● Set exercise: Gather, from the data below, each line in which the word "street" occurs.

Data items
════

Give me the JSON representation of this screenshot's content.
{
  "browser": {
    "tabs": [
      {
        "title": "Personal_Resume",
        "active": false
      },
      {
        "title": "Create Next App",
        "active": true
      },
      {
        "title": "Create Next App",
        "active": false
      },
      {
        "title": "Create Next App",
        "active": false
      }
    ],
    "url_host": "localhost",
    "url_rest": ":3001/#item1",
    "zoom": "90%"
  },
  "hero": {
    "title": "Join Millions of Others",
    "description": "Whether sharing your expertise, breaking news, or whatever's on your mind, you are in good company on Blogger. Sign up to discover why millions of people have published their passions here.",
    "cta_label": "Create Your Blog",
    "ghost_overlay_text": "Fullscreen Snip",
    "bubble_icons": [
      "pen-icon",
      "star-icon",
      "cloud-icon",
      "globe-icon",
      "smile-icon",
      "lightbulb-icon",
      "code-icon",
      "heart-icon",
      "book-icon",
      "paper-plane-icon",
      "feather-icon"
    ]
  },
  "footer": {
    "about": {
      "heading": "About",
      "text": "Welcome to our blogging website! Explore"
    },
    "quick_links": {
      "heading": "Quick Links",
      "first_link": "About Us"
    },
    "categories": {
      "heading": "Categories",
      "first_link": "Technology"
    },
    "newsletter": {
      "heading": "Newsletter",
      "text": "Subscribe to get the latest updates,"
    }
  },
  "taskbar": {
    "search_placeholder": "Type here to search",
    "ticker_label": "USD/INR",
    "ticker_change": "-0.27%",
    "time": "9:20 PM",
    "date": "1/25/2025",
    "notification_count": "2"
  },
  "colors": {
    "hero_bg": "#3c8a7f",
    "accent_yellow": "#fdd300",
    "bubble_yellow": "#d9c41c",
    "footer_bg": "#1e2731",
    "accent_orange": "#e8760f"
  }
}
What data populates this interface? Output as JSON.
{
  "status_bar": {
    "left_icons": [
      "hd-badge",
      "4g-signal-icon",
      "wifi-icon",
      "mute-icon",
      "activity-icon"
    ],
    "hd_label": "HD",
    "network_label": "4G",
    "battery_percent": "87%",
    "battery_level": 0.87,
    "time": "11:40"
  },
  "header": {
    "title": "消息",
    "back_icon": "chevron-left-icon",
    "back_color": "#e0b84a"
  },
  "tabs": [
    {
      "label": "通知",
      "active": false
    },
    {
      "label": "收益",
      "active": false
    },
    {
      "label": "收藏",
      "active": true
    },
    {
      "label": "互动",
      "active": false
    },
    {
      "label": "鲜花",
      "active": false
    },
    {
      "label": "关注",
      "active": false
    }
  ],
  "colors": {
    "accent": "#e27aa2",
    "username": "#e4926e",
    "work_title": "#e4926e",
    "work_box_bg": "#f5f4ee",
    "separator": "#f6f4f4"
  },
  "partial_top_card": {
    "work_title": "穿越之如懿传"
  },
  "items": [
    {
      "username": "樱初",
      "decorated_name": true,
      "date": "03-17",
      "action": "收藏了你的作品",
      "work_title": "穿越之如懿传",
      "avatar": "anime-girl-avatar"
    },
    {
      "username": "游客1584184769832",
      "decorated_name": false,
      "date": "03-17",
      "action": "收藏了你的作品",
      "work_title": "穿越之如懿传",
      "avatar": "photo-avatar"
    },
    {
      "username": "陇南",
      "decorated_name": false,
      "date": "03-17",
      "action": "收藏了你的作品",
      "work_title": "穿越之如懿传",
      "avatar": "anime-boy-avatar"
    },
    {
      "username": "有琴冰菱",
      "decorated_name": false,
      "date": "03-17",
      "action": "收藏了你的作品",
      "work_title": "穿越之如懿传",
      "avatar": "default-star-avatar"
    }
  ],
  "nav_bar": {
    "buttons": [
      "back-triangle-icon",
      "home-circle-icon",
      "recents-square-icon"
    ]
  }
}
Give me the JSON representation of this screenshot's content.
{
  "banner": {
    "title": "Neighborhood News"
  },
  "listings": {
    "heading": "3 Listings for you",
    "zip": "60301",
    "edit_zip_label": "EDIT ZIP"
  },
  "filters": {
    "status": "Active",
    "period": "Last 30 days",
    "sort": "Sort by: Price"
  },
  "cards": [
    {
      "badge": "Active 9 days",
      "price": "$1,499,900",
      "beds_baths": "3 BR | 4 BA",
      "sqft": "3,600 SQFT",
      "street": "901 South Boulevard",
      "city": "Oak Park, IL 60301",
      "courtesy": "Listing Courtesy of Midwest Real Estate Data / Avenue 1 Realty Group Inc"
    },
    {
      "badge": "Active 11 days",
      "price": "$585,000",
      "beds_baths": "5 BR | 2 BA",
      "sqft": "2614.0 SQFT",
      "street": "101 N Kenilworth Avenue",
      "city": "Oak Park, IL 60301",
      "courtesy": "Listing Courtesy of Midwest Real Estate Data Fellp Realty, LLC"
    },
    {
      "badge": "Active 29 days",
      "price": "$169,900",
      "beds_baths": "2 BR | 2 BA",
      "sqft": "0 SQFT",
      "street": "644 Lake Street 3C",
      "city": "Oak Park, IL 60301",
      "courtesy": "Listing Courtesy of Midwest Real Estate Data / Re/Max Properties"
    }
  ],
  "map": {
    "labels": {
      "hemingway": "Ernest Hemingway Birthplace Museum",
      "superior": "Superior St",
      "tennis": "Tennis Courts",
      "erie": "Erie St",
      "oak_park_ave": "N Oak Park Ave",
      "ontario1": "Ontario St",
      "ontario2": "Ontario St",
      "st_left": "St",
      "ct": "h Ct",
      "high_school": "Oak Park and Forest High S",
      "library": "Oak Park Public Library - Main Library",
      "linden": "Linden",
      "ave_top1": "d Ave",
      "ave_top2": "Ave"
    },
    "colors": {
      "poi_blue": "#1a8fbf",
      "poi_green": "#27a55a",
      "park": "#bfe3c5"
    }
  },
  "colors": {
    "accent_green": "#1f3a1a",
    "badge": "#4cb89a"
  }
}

════

● Answer for this exercise:
      "street": "901 South Boulevard",
      "street": "101 N Kenilworth Avenue",
      "street": "644 Lake Street 3C",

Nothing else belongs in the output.